======== EXCERPT

The question, "What is art?" may have been done to death, but that does not mean people will stop asking it, as proven by Amir Bar-Lev's documentary My Kid Could Paint That, itself named after the rallying cry of Philistines across the globe. It begins as an investigation into what constitutes a valid artwork as Marla's noodlings are held up as the ideal antidote to the more cynical, less friendly extremes of modern art, as being a young child she has no use for pretension or what many perceived as the inherent hostility in much of her contemporaries' craft.

One of the inteviewees, critic Michael Kimmleman, points out that with abstract art you're not simply buying into an image, but the story behind that image, therefore a Jackson Pollock is not simply a mess of paint, but the life story of the troubled artist is contained in that work as well. So it is with Marla, whose life story may have been a short one up to the point she started sellling, but featured enough novelty, and apparently enough talent, to be regarded as important. But was this the equivalent of those paintings fashioned by the brush strokes of chimpanzees and elephants that turn up on "And finally" news items?

Ah, yes, the news, which would become both Marla's best platform and her worst enemy. After the initial fuss over this apparent prodigy, there was a Sixty Minutes television expose about the girl, which amounted to accusing her of being a fraud, or at least heavily guided by her eager father Mark Olmstead. It is something she and her family have never entirely lived down, and after a while this documentary is reduced to focusing on the truth or otherwise of the Olmstead family. Interestingly, Marla's mother Laura is patently reluctant for her daughter to live in the limelight, and expresses her relief that once the scandal breaks this might all be over.

================
======== PROVIDED RECORDS

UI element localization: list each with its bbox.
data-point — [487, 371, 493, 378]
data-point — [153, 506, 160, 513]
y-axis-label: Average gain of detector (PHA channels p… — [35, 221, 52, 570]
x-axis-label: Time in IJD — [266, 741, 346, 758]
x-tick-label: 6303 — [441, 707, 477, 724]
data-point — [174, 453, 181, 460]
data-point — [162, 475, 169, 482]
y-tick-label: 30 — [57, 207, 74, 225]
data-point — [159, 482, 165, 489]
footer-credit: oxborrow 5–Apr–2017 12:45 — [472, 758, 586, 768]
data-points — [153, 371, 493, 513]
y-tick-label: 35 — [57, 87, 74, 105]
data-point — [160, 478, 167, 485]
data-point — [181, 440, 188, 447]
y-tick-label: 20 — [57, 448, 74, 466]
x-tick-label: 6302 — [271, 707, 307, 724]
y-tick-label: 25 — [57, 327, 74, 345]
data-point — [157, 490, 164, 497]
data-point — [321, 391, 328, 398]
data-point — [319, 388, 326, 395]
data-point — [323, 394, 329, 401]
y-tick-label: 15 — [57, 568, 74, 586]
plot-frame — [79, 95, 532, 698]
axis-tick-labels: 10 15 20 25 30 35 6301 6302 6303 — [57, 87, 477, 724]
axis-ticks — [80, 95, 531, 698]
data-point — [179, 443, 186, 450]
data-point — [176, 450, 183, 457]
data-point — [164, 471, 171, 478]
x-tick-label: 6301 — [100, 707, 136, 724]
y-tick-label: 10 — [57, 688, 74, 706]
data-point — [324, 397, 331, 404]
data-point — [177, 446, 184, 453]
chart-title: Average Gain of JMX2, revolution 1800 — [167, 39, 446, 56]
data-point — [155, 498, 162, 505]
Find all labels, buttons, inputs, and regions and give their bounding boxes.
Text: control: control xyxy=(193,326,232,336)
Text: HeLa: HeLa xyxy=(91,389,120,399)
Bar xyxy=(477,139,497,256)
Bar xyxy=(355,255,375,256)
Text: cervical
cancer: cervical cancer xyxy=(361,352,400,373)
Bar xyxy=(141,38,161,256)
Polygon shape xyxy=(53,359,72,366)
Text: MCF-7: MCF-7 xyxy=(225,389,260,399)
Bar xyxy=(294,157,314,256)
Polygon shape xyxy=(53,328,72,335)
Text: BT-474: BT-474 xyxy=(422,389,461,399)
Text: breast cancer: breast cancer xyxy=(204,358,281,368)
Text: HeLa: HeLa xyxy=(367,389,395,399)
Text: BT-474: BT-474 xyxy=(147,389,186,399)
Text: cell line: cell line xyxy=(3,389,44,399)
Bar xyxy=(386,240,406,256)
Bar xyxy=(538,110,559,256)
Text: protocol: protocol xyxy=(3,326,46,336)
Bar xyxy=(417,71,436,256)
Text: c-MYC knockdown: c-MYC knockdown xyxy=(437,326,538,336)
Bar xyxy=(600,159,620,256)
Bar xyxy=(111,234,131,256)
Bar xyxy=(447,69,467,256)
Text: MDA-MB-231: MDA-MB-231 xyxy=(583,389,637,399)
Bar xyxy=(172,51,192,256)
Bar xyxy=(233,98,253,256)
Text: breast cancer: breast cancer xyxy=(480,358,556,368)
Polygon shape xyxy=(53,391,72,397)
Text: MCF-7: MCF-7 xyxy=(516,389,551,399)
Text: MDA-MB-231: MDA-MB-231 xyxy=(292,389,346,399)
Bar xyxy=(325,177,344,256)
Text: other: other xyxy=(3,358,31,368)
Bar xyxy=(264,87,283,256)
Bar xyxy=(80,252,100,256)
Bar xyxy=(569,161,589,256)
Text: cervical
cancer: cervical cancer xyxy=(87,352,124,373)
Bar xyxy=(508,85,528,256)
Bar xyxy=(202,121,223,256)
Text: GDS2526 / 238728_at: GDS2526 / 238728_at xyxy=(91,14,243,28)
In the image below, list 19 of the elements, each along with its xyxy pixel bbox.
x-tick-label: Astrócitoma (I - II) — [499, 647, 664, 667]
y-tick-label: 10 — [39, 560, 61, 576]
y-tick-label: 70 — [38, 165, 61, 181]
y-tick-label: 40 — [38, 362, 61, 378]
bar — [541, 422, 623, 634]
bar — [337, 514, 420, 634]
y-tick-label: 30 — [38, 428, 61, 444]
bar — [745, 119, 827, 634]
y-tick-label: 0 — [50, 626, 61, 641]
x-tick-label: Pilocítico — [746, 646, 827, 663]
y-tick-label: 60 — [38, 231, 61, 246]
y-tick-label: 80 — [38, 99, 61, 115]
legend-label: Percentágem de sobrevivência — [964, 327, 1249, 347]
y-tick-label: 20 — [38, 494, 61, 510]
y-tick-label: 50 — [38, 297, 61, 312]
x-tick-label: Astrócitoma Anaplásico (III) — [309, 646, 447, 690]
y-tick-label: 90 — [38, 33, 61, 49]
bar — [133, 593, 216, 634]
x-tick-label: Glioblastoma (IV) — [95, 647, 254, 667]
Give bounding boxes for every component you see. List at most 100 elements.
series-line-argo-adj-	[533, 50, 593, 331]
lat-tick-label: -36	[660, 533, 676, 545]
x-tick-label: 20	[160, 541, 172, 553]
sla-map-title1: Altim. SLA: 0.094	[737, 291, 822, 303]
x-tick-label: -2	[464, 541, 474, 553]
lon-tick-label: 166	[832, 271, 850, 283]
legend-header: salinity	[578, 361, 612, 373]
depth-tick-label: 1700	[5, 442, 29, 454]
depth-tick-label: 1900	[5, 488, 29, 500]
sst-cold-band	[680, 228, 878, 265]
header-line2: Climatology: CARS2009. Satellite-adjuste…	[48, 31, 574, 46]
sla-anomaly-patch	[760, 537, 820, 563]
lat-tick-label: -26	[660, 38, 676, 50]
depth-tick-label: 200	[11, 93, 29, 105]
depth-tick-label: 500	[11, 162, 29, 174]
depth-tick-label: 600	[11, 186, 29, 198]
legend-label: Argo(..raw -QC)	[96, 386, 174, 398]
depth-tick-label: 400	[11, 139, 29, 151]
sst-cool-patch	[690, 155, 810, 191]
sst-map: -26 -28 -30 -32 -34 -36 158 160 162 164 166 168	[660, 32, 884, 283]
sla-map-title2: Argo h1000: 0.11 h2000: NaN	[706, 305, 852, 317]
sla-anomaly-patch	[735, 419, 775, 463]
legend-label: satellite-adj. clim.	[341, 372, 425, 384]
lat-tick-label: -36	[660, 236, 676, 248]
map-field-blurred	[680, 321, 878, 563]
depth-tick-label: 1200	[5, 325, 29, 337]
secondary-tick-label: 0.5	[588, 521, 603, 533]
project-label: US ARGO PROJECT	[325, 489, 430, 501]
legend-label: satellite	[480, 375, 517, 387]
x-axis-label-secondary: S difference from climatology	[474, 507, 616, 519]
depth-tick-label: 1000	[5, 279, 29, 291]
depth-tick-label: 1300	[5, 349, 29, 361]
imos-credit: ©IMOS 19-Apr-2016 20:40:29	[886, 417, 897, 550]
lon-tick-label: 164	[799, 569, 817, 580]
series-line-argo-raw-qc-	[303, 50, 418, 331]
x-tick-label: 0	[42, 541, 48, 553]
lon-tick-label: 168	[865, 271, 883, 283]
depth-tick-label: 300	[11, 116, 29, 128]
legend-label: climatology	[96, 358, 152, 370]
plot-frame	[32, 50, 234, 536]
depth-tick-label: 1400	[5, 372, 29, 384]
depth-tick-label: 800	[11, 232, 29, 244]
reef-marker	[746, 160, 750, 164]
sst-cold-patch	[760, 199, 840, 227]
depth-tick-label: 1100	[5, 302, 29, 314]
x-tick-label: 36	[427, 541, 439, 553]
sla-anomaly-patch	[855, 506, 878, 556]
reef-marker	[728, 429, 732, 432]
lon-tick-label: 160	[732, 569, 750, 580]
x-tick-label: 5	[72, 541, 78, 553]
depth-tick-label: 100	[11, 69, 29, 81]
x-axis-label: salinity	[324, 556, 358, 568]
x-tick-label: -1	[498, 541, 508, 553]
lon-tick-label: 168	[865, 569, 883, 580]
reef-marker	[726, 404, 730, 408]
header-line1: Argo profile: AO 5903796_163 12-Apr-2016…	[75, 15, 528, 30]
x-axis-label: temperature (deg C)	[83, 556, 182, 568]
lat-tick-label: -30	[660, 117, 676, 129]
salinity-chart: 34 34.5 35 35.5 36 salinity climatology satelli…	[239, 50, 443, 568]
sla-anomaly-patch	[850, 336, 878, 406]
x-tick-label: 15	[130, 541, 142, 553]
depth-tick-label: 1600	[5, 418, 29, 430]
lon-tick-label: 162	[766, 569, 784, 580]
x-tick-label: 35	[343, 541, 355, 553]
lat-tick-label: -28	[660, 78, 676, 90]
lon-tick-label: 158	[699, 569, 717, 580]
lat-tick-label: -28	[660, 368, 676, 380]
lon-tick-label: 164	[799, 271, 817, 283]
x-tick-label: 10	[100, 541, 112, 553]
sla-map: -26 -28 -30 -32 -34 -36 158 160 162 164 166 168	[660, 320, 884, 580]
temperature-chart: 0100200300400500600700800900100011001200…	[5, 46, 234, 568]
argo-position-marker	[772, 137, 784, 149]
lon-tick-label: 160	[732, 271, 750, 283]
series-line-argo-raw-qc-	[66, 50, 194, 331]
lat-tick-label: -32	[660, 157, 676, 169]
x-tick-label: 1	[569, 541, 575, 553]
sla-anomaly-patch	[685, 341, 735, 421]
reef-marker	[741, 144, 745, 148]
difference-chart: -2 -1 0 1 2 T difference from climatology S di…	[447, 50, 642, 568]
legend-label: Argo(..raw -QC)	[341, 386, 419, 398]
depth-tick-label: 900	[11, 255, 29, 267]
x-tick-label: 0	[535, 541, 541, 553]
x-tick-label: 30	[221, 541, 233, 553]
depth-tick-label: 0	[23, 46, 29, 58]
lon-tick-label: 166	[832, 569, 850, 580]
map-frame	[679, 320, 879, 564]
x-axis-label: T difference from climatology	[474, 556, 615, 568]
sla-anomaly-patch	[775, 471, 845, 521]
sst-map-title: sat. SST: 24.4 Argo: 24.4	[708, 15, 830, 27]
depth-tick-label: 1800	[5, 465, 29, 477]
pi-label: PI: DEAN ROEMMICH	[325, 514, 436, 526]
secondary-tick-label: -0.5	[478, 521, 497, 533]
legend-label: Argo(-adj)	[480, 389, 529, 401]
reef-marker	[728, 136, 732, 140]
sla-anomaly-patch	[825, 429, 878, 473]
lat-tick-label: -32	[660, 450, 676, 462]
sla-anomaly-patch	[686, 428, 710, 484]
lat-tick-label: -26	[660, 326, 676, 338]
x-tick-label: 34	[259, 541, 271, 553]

================

## PROBLEMS TO SOLVE
1. Can you quote the listing word for word, from its first line down to and including the line that contains "x-axis-label: Time in"?
2. Can you write what comes next in the review of My Kid Could Paint That, picking up after its final sentence?

## EXPECTED ANSWERS
1.
UI element localization: list each with its bbox.
data-point — [487, 371, 493, 378]
data-point — [153, 506, 160, 513]
y-axis-label: Average gain of detector (PHA channels p… — [35, 221, 52, 570]
x-axis-label: Time in IJD — [266, 741, 346, 758]

2.
However, Marla's paintings were still up for sale long after the controversy began, so one wonders about the influence of Mark in all this. He seems a fresh-faced, starry-eyed individual, but has his need for his daughter's promotion landed him in one big scam? If it has, it's not something he's willing to admit, but you cannot help but share Bar-Lev's reservations, especially when you see the artwork Marla creates on camera and how much it differs from the previous stuff which made all that cash. The trouble is, the question is not resolved by the close of the film, leaving you to make up your own mind; they seem like a nice family, so you're willing to give them the benefit of the doubt, but that doubt is undeniably there. There's a Steven Wright joke that says he went to see an exhibition of children's artwork and it was all hung on refrigerator doors, and maybe that would be the best place for Marla's doodles. There's a sense here she has not earned her stripes. Music by The Rondo Brothers.